**WRITTEN EXERCISE:** Pick out the lines containing "shān".

— START OF ENTRIES SHOWN —

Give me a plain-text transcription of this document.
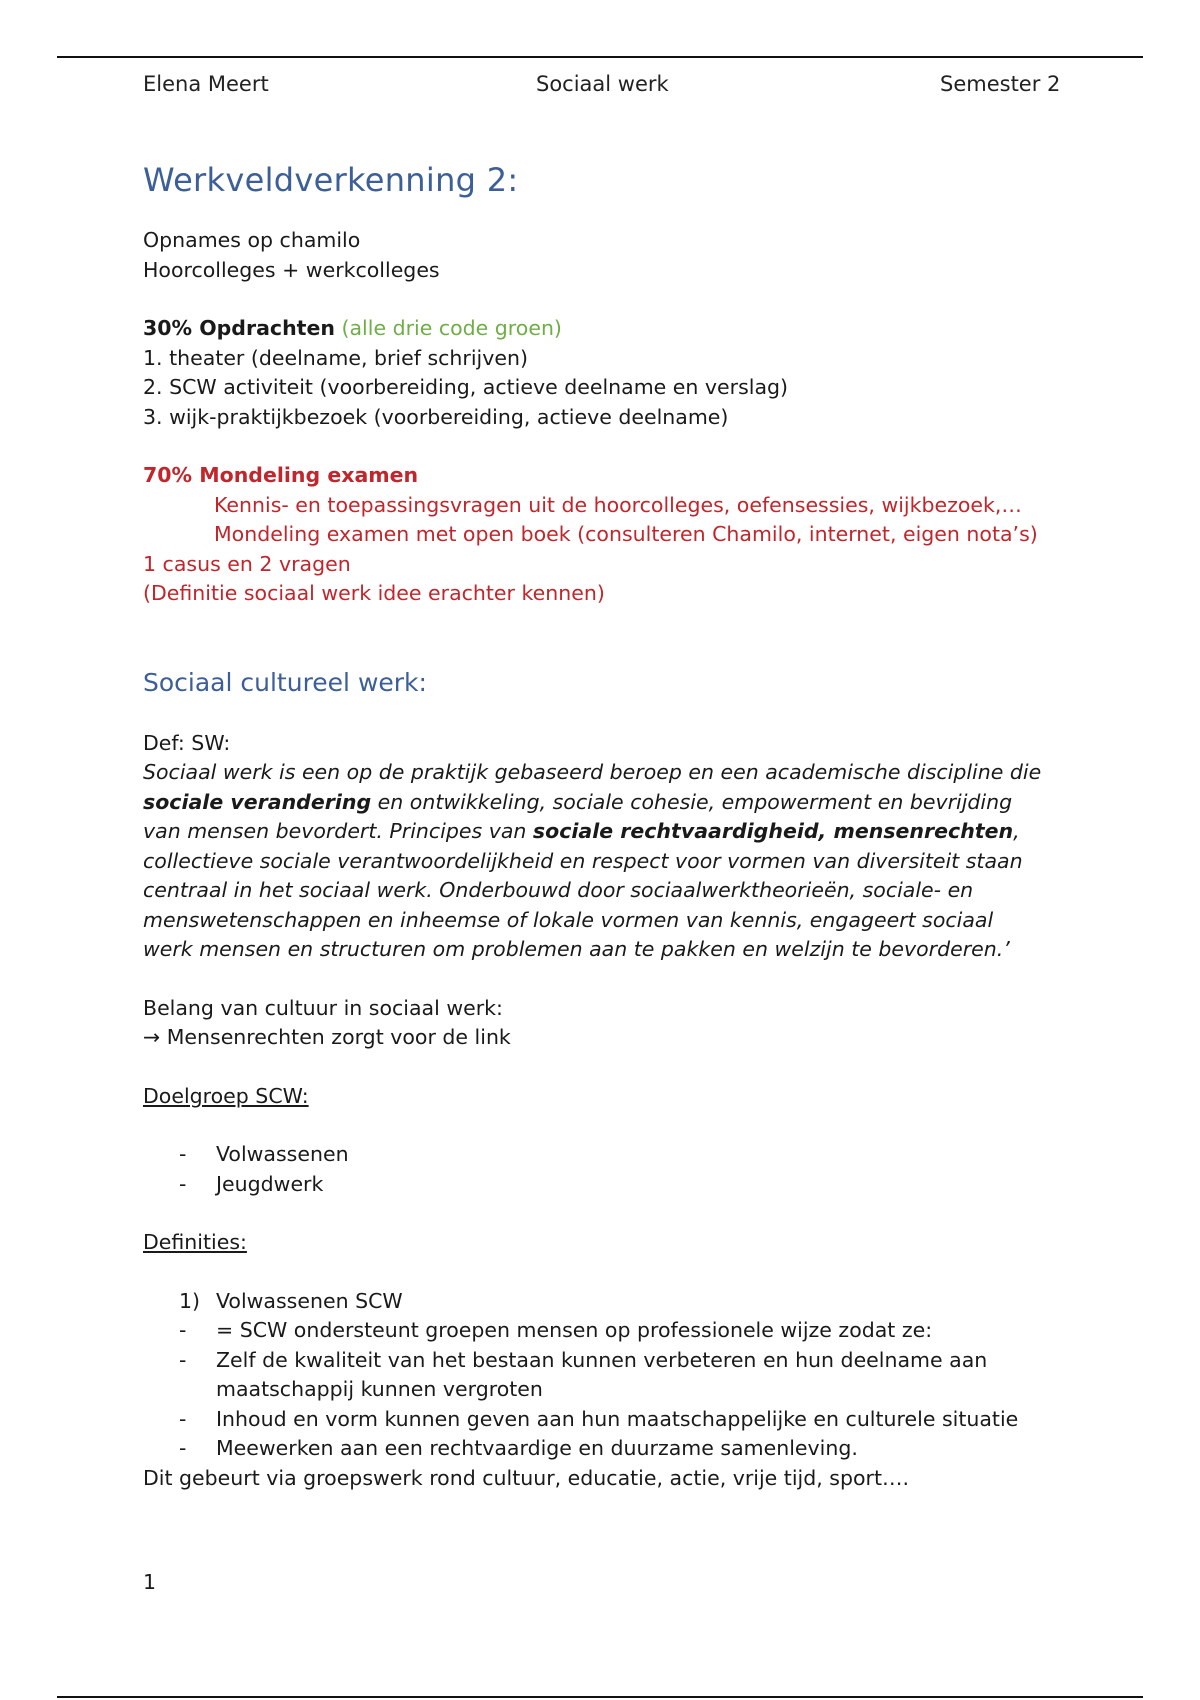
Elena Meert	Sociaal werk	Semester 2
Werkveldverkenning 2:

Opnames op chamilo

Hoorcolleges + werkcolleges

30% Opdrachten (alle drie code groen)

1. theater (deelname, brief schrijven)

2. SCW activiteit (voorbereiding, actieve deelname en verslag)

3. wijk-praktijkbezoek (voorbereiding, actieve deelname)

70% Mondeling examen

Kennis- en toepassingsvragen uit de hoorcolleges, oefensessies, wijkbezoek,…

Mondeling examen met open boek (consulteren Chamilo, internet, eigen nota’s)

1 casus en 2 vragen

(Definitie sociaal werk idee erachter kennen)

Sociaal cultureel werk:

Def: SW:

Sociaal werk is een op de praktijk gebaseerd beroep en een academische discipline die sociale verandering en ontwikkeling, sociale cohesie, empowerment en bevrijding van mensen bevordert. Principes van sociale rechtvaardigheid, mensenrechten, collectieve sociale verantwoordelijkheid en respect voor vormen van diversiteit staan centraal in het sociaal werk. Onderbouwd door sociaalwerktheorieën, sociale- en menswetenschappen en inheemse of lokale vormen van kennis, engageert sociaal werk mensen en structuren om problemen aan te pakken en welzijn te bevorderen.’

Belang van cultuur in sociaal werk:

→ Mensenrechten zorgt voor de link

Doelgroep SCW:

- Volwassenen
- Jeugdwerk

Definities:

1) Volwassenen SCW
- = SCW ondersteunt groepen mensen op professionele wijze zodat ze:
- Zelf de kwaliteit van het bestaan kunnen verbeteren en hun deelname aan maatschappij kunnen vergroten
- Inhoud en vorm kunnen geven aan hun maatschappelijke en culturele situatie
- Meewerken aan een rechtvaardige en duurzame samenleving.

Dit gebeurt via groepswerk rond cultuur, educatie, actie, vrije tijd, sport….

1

— END OF ENTRIES SHOWN —
— START OF ENTRIES SHOWN —

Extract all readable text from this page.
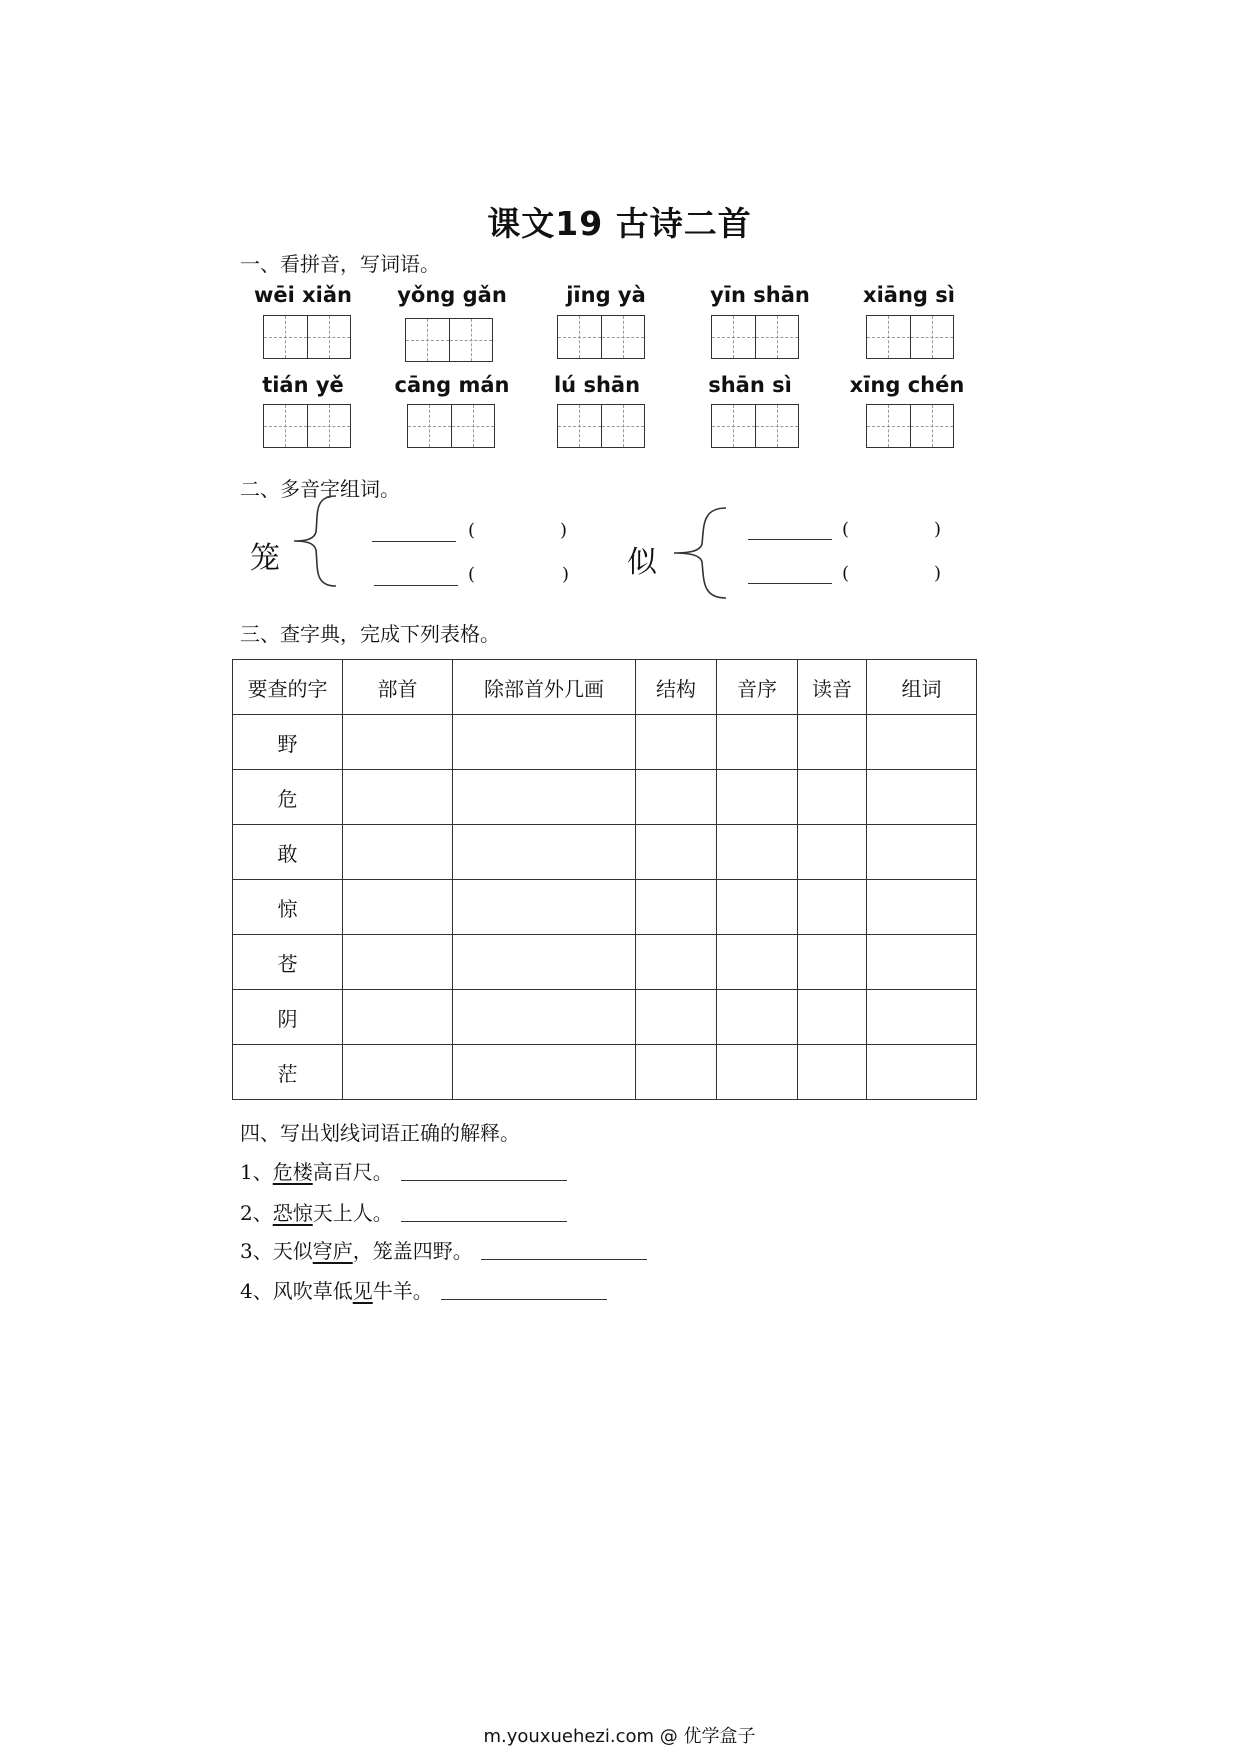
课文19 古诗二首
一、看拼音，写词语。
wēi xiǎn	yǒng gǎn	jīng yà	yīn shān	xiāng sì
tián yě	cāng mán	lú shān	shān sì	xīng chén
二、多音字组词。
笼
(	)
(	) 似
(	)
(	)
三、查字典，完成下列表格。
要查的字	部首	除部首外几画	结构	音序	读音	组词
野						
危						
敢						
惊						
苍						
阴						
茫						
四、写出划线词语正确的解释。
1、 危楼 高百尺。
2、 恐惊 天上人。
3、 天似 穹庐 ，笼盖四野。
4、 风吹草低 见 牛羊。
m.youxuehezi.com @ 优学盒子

— END OF ENTRIES SHOWN —

**EXERCISE ANSWER:**
wēi xiǎn	yǒng gǎn	jīng yà	yīn shān	xiāng sì
tián yě	cāng mán	lú shān	shān sì	xīng chén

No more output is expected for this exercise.